[Dataset excerpt]
-- Start --

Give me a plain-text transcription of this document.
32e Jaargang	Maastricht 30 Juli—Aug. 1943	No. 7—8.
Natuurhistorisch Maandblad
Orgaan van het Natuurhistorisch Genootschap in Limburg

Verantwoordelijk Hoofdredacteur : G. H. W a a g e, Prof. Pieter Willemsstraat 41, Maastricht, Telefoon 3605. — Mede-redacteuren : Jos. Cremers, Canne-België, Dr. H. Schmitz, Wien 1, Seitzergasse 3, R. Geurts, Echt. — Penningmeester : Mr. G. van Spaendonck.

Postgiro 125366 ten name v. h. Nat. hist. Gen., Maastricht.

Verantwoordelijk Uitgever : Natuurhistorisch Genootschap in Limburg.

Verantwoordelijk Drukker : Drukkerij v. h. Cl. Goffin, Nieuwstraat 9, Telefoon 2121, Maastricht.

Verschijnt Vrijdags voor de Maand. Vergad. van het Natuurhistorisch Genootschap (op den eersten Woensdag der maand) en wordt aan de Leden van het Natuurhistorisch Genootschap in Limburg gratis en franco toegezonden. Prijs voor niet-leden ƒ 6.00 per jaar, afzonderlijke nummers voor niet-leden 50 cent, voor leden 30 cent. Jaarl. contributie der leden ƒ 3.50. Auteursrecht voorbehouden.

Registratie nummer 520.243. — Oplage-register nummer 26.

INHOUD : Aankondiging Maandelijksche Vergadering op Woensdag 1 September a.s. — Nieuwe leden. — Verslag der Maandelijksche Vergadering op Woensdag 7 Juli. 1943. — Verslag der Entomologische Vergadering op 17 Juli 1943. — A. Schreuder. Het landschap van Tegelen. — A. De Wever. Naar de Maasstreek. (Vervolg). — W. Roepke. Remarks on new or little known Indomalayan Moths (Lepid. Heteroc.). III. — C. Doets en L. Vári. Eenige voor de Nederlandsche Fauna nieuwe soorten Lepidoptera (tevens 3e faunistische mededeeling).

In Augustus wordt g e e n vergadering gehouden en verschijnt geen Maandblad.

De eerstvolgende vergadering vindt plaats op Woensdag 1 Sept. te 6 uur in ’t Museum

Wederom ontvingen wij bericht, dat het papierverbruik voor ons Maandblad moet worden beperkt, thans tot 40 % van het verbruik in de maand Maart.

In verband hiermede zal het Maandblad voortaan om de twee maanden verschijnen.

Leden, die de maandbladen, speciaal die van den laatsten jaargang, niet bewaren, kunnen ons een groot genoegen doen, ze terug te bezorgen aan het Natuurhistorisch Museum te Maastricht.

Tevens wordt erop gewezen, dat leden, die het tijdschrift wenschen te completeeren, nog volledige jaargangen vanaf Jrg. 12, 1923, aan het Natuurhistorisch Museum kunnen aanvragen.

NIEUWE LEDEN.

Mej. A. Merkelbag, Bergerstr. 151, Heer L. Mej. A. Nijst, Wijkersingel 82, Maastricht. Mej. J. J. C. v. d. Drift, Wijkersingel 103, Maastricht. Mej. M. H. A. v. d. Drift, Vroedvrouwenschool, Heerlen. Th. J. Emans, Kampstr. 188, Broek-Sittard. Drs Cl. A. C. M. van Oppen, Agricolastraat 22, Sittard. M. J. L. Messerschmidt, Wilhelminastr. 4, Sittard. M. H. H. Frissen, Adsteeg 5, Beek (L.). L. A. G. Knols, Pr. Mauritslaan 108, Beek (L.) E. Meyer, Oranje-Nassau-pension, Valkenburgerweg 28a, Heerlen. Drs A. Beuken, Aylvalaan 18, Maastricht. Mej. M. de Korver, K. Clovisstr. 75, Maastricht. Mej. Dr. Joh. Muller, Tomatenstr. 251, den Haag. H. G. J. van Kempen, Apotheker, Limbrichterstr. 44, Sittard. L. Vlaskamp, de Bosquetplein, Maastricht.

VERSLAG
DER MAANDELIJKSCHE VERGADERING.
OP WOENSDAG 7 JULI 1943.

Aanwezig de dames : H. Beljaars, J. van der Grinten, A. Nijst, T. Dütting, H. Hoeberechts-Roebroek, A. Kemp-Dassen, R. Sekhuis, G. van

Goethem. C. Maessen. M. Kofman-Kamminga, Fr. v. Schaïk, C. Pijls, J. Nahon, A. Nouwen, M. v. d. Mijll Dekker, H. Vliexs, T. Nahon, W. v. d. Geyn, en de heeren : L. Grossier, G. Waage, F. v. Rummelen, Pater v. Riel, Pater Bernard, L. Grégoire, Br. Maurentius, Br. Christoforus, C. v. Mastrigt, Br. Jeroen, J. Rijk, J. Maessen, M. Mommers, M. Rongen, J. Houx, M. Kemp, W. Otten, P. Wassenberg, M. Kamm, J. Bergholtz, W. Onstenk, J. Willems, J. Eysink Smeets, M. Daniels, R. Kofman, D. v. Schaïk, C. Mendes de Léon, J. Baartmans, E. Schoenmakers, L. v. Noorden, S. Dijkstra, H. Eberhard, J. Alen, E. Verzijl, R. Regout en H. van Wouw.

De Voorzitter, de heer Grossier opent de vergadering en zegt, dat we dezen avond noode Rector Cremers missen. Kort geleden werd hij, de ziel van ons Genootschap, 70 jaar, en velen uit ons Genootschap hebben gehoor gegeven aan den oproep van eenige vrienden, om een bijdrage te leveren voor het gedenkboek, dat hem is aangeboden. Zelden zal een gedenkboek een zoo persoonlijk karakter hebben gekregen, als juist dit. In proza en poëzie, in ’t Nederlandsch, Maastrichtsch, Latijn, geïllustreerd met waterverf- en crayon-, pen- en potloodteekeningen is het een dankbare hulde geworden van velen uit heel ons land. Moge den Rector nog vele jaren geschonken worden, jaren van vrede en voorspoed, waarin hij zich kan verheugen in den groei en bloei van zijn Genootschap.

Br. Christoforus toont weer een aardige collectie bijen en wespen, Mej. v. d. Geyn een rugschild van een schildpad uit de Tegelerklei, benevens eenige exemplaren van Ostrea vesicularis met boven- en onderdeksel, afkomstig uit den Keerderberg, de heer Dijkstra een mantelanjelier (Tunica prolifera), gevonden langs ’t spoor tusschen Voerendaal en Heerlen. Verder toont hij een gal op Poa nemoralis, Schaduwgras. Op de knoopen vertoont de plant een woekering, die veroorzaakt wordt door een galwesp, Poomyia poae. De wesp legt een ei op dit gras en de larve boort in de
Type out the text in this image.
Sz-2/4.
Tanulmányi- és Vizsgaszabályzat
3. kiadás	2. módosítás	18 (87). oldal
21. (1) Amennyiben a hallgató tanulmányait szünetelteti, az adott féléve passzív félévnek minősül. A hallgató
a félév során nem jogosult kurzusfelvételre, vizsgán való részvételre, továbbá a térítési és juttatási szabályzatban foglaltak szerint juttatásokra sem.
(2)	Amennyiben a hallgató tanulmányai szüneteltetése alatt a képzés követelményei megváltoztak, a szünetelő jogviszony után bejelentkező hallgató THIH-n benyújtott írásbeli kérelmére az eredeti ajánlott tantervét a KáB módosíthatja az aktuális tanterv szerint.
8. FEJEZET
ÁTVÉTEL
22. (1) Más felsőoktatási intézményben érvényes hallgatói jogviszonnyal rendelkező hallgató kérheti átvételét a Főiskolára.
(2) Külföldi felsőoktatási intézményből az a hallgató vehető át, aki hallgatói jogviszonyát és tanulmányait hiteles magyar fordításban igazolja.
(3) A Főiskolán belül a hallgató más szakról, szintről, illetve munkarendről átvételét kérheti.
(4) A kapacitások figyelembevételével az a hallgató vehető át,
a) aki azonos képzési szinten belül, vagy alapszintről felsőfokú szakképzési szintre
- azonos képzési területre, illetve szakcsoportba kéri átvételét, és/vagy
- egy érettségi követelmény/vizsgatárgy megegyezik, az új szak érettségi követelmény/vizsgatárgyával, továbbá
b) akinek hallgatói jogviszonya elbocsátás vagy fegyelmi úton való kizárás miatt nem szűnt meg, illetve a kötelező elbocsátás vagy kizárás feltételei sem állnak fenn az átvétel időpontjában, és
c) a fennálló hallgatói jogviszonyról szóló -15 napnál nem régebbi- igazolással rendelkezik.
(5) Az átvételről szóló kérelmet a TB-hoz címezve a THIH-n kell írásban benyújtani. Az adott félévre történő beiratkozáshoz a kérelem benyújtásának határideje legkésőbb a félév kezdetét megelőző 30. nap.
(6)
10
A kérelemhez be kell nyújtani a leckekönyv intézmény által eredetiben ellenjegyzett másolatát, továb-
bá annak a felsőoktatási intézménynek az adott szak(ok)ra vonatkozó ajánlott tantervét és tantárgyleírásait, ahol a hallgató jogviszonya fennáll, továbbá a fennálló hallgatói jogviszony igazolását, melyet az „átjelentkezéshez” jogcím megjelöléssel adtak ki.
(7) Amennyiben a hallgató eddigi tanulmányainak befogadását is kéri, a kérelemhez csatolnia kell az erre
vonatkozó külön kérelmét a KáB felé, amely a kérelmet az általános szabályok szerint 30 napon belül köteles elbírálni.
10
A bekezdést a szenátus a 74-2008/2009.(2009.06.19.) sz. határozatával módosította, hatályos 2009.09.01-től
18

-- End --

## What the exercise asks:
Find every line that holds "Amennyiben" and copy it.

## Expected answer:
21. (1) Amennyiben a hallgató tanulmányait szünetelteti, az adott féléve passzív félévnek minősül. A hallgató
(2)	Amennyiben a hallgató tanulmányai szüneteltetése alatt a képzés követelményei megváltoztak, a szünetelő jogviszony után bejelentkező hallgató THIH-n benyújtott írásbeli kérelmére az eredeti ajánlott tantervét a KáB módosíthatja az aktuális tanterv szerint.
(7) Amennyiben a hallgató eddigi tanulmányainak befogadását is kéri, a kérelemhez csatolnia kell az erre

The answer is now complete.